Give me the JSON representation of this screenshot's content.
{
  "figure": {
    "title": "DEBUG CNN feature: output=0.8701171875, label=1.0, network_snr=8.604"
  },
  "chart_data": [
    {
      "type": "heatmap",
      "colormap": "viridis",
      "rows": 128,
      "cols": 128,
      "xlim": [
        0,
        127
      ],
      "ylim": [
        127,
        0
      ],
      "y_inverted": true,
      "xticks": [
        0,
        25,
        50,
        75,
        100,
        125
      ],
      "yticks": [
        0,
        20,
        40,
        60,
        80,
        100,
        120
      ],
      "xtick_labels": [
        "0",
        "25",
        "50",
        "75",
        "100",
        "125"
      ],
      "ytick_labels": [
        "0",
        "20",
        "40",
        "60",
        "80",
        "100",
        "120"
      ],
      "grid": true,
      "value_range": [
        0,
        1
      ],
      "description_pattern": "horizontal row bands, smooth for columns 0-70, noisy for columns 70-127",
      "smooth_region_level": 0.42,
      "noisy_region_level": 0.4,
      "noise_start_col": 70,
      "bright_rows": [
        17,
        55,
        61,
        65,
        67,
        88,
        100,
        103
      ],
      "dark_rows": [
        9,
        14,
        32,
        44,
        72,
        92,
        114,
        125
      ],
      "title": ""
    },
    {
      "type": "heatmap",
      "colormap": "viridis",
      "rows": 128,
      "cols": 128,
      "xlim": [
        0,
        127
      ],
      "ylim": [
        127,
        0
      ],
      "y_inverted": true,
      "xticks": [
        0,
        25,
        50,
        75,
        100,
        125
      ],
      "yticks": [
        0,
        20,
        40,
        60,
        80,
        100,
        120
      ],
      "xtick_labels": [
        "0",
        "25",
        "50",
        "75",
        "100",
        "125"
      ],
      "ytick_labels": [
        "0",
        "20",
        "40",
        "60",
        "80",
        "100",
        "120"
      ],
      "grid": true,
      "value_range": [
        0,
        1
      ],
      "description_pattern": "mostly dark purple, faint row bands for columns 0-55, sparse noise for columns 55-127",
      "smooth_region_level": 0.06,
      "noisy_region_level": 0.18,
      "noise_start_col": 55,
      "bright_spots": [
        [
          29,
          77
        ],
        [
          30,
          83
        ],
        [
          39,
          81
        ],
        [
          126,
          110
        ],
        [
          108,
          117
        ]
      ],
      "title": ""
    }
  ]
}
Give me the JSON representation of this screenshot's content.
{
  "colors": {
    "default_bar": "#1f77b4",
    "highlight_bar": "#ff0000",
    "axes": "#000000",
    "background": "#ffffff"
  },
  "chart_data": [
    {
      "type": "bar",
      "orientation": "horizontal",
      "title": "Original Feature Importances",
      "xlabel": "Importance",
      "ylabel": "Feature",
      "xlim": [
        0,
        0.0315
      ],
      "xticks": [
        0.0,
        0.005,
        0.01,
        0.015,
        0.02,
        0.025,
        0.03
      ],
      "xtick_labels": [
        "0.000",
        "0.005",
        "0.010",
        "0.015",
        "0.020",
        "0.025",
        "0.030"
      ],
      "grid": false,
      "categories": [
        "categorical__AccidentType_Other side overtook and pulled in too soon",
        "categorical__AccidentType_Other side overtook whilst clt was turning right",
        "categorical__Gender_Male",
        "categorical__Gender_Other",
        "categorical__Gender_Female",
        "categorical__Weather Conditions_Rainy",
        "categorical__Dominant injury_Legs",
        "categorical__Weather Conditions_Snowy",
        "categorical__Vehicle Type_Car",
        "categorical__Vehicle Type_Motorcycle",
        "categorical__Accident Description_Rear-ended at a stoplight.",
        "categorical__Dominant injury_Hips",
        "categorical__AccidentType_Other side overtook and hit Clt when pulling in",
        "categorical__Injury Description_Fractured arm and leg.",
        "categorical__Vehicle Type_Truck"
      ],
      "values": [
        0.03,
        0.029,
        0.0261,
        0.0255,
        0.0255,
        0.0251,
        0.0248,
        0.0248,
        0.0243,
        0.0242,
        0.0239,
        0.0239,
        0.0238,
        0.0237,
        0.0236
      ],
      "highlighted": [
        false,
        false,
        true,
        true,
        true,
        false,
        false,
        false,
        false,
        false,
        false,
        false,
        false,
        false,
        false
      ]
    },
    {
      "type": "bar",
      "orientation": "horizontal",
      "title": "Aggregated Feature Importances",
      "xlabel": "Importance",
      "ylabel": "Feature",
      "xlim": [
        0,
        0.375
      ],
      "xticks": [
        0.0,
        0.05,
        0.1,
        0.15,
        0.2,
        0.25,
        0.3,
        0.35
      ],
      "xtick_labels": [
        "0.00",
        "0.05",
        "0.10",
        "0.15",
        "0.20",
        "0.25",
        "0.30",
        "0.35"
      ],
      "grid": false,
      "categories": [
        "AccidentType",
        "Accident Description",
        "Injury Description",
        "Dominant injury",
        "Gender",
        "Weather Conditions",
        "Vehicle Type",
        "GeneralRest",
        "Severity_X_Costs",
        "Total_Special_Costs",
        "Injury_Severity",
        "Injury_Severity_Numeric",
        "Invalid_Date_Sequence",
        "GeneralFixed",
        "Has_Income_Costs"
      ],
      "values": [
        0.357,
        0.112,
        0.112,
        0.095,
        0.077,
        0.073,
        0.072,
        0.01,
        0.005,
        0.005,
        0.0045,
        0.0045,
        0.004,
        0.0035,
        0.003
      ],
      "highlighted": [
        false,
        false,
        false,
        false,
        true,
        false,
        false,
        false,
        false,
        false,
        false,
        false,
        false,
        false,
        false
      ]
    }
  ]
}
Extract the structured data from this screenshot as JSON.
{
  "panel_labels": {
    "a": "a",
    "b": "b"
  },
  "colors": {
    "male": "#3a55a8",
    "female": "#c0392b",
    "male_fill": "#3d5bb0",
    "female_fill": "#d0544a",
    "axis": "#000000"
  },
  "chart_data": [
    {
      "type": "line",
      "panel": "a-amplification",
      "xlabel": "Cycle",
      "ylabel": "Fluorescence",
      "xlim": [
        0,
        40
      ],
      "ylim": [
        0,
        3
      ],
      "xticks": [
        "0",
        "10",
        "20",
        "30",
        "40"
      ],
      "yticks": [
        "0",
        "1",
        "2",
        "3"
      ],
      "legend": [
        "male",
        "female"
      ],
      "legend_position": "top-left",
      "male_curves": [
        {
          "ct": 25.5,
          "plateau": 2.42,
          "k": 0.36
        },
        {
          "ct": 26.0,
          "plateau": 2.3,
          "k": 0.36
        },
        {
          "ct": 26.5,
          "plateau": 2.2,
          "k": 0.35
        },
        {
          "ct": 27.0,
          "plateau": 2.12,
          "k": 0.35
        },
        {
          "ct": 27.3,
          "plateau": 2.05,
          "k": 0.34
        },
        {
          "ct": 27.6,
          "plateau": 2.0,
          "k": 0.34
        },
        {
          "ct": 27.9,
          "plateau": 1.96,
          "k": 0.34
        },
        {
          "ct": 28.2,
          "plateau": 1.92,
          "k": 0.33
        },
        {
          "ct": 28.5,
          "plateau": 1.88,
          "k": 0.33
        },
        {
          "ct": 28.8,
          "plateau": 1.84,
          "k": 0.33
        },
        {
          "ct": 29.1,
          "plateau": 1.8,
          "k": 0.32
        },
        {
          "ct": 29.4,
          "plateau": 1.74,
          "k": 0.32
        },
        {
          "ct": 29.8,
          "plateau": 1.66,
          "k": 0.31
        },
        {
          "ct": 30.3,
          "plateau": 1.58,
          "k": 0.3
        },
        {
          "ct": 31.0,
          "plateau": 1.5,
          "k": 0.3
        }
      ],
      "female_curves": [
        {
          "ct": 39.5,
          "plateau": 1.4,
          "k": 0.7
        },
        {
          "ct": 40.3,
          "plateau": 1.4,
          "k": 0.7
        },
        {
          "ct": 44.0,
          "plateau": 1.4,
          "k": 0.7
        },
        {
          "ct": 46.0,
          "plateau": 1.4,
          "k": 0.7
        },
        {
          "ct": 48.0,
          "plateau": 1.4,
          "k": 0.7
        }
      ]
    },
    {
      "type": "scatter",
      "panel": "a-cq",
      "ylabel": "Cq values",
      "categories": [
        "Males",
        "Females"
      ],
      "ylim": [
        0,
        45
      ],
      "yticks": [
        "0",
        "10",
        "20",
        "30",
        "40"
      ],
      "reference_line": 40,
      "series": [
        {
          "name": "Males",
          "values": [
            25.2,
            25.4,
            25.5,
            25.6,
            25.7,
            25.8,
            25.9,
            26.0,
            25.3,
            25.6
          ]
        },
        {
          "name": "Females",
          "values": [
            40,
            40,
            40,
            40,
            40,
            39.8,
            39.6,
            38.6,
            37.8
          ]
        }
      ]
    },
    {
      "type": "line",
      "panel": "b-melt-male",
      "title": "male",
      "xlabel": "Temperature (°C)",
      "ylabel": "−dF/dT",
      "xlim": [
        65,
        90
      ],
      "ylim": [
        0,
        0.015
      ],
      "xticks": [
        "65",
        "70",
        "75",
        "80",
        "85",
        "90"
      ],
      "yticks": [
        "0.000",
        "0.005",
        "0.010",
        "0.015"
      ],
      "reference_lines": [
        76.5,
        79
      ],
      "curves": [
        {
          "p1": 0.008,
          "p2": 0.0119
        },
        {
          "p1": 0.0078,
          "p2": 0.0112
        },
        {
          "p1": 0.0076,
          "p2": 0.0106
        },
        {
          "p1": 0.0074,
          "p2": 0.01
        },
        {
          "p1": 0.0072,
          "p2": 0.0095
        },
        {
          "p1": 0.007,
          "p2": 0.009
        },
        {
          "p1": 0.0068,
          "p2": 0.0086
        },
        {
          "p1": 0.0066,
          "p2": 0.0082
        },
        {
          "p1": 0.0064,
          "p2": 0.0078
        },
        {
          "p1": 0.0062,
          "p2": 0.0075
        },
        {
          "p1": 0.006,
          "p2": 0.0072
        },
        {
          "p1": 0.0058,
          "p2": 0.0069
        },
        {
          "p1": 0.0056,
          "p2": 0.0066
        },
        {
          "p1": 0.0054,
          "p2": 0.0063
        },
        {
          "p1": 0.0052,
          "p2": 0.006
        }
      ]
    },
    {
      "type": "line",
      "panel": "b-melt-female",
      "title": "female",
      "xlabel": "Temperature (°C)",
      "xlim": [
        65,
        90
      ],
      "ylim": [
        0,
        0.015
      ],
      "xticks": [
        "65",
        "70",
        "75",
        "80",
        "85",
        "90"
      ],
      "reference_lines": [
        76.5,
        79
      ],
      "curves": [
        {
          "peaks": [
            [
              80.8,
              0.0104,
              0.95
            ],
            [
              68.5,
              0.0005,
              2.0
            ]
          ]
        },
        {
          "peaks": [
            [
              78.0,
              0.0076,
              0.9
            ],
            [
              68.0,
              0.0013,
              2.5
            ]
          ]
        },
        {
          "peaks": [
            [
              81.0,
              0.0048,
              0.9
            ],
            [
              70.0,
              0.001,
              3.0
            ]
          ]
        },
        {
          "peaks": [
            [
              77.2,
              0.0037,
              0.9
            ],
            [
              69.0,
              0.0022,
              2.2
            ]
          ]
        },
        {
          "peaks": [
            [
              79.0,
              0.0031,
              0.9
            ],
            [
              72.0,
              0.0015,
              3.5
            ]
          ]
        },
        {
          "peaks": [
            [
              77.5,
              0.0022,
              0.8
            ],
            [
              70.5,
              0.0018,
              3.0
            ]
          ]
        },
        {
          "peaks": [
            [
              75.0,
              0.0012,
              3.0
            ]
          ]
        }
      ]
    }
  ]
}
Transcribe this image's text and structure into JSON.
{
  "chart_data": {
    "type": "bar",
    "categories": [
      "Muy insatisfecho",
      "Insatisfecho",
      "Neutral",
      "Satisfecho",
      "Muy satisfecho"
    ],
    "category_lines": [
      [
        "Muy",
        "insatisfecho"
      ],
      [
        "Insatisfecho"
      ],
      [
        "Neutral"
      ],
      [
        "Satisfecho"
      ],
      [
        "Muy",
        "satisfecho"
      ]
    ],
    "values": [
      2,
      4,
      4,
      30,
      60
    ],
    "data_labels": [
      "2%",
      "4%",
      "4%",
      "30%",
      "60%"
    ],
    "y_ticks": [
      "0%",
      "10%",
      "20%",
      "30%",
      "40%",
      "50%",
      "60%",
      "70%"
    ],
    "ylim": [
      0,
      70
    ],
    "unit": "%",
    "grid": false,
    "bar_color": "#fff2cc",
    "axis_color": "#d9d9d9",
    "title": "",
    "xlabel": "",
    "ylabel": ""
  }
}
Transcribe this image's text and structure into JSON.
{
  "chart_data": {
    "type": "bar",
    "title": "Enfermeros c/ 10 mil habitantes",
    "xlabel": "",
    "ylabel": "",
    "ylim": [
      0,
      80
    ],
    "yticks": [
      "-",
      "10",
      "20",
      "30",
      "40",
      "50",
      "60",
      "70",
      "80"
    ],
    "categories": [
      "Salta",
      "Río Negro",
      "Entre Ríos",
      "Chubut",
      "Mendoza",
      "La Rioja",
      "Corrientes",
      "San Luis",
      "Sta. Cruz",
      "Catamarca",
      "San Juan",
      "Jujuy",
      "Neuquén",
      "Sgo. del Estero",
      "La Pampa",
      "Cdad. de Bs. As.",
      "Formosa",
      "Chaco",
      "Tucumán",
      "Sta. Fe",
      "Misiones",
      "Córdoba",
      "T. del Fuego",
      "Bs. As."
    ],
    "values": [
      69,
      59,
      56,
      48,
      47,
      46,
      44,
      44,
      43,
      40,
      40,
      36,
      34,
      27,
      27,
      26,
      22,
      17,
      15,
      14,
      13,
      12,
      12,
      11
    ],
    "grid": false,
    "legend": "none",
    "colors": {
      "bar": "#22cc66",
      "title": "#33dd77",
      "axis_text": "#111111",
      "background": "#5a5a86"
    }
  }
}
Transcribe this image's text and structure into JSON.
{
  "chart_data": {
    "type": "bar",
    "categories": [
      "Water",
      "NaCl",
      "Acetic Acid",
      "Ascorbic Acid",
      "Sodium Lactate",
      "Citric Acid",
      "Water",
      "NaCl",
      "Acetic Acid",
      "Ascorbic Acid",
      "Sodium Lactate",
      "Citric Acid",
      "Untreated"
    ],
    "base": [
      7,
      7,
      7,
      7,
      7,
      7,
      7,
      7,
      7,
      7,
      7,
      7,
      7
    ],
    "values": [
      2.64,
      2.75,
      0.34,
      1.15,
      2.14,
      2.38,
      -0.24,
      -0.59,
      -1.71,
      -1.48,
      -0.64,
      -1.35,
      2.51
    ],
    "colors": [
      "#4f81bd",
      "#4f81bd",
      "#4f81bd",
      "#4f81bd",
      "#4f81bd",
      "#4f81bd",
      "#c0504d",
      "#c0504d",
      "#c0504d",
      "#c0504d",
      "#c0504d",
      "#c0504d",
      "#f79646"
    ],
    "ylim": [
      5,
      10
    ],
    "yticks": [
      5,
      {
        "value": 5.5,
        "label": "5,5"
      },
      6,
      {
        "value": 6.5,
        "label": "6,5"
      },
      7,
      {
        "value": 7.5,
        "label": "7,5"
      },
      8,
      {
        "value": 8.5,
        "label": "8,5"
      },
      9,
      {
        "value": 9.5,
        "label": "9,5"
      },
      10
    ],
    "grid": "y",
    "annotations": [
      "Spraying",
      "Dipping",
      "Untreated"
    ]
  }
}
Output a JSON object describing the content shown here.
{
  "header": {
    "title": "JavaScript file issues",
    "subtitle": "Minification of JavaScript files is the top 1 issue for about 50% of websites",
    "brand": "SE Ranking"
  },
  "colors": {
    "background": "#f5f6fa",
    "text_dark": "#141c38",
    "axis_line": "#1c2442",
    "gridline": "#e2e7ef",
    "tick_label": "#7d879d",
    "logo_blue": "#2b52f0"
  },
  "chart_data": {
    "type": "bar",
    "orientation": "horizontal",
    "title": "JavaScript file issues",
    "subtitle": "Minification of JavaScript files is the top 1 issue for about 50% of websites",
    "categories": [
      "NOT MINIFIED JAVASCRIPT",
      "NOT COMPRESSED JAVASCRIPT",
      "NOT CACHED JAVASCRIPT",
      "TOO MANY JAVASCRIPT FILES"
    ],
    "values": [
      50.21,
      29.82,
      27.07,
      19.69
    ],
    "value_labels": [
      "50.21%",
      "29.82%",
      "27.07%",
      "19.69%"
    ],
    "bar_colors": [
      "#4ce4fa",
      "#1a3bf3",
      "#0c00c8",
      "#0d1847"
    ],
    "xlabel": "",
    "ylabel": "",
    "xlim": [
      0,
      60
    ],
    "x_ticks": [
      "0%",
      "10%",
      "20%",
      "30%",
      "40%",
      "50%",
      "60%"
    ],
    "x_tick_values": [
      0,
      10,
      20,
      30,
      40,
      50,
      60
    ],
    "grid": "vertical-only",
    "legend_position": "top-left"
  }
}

**TASK DIRECTIONS:** Count how many lines above carry the word "horizontal". Only the number is required.

**EXERCISE OUTPUT:** 4